▶
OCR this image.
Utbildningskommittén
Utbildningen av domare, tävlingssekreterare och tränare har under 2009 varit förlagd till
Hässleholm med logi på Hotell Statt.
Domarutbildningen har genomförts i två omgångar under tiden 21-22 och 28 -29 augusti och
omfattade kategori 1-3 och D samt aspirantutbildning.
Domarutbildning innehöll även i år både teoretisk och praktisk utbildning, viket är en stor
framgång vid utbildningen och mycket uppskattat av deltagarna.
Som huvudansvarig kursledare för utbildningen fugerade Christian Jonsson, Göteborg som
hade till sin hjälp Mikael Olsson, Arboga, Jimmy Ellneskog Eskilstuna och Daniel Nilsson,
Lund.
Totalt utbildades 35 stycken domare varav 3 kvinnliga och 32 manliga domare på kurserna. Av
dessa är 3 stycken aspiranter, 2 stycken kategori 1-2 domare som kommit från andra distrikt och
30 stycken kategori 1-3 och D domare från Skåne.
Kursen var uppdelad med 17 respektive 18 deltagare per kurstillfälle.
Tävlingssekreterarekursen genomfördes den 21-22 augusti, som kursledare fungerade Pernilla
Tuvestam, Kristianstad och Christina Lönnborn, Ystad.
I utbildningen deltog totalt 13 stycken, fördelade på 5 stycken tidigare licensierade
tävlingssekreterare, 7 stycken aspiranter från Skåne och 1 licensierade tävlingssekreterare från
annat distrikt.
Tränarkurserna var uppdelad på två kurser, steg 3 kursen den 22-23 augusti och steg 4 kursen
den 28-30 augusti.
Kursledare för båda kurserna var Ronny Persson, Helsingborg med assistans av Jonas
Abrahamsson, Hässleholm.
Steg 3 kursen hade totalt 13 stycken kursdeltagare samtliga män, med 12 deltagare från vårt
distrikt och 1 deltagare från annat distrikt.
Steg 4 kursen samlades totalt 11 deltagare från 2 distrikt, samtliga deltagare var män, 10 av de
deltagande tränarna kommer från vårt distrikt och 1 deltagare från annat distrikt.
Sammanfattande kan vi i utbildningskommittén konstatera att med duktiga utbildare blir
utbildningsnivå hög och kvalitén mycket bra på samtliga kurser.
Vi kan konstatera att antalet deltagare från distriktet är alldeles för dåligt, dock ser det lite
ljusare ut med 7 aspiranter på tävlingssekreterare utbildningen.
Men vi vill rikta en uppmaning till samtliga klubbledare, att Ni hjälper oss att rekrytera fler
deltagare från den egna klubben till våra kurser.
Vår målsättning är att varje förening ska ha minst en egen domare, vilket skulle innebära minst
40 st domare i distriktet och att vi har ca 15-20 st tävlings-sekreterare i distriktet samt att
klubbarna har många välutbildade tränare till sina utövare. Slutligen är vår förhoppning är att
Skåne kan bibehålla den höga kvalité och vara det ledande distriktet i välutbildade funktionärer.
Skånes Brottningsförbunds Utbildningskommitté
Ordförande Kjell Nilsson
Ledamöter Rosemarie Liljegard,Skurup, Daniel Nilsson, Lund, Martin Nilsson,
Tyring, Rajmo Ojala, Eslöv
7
◀
### THE TASK
When a line in the material contains the string "tränare", copy that line.

### WRITTEN ANSWER
Utbildningen av domare, tävlingssekreterare och tränare har under 2009 varit förlagd till
klubbarna har många välutbildade tränare till sina utövare. Slutligen är vår förhoppning är att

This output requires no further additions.